Task => From the listing that follows, reproduce only the lines from the one holding "Parse this screenshot: output" through the one holding "Convert this screenshot", both included, with no pictures.

Source records =>
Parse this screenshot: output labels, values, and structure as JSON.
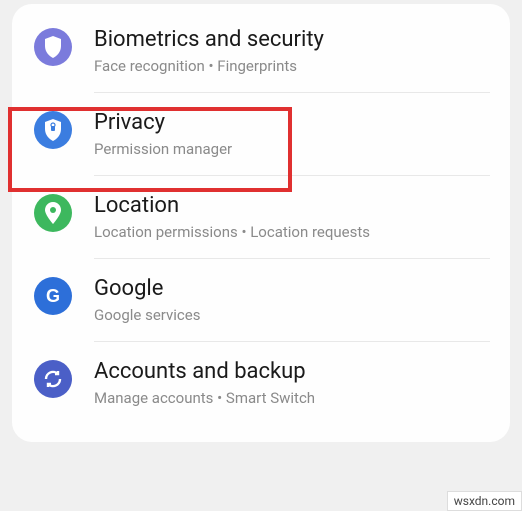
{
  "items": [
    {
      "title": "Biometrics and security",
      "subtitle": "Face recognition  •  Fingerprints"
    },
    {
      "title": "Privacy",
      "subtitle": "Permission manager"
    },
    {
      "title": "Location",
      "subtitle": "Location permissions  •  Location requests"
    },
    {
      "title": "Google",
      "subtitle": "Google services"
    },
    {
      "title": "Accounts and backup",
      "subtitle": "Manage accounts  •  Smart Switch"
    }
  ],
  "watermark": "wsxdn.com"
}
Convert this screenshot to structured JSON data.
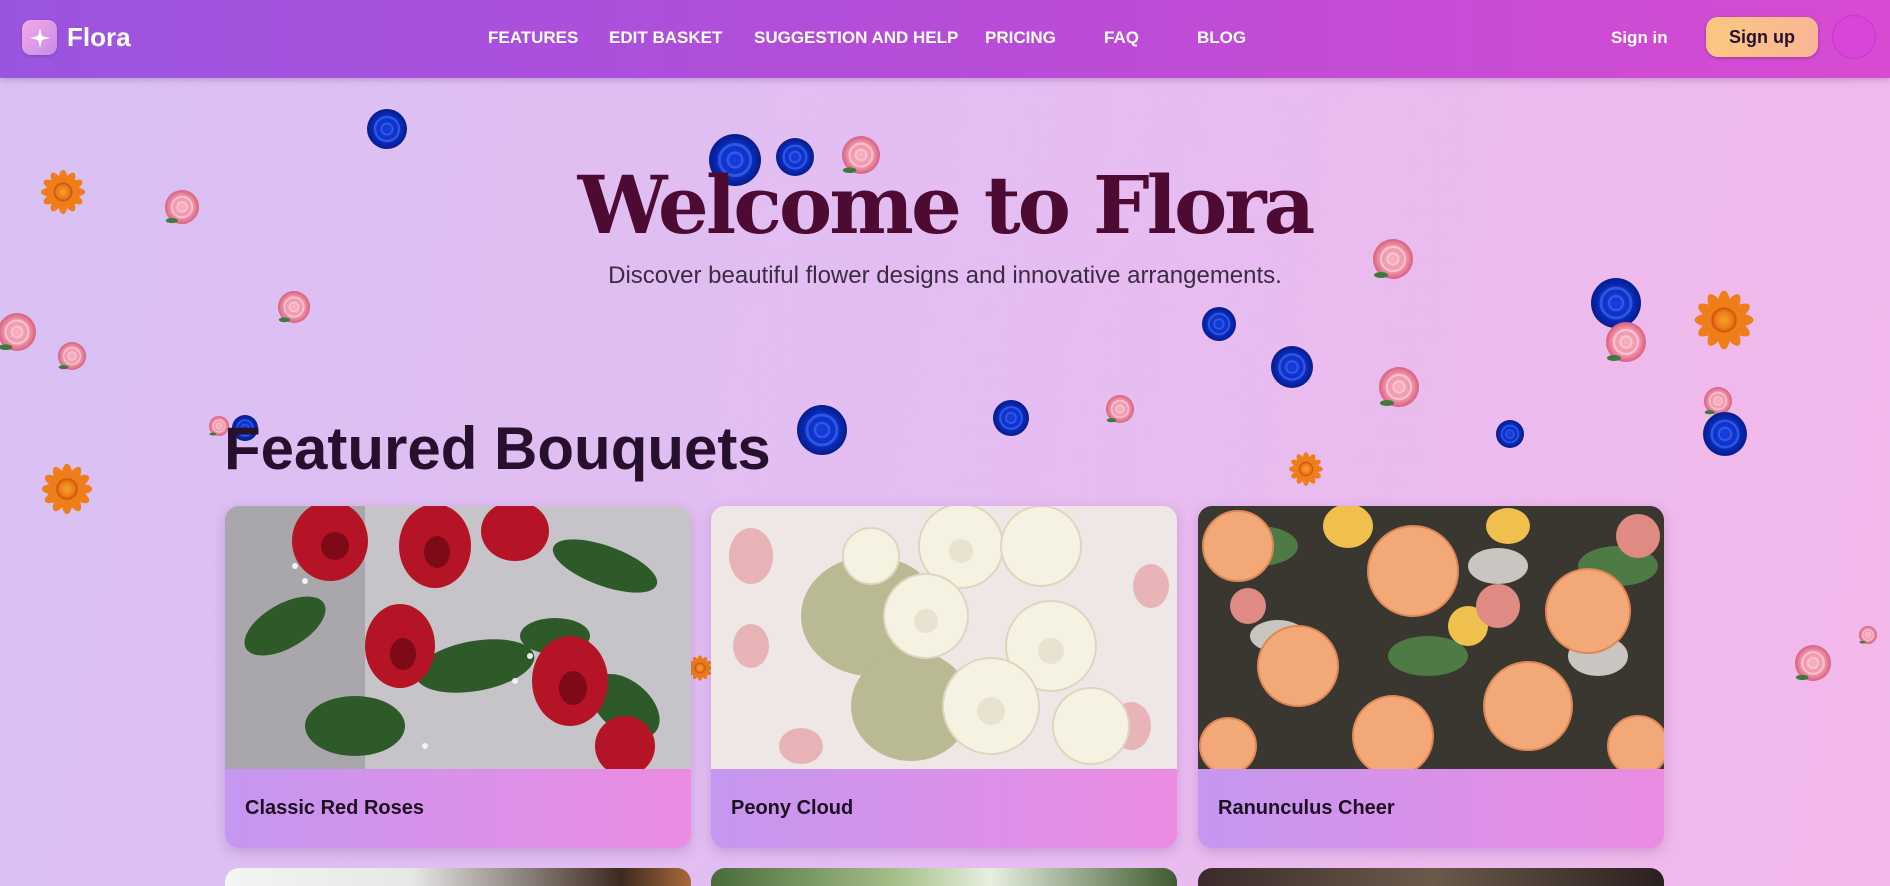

* * *

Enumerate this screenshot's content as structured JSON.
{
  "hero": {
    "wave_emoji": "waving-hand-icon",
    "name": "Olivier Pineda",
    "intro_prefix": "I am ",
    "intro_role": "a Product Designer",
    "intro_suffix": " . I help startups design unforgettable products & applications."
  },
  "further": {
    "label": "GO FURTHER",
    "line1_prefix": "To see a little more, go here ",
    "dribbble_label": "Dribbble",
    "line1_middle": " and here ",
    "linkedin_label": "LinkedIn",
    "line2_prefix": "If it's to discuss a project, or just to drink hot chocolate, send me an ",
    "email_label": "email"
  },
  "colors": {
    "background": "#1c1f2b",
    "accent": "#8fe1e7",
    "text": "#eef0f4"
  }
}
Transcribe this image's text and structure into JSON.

Solution for this exercise =>
Parse this screenshot: output labels, values, and structure as JSON.
{
  "items": [
    {
      "title": "Biometrics and security",
      "subtitle": "Face recognition  •  Fingerprints"
    },
    {
      "title": "Privacy",
      "subtitle": "Permission manager"
    },
    {
      "title": "Location",
      "subtitle": "Location permissions  •  Location requests"
    },
    {
      "title": "Google",
      "subtitle": "Google services"
    },
    {
      "title": "Accounts and backup",
      "subtitle": "Manage accounts  •  Smart Switch"
    }
  ],
  "watermark": "wsxdn.com"
}
Convert this screenshot to structured JSON data.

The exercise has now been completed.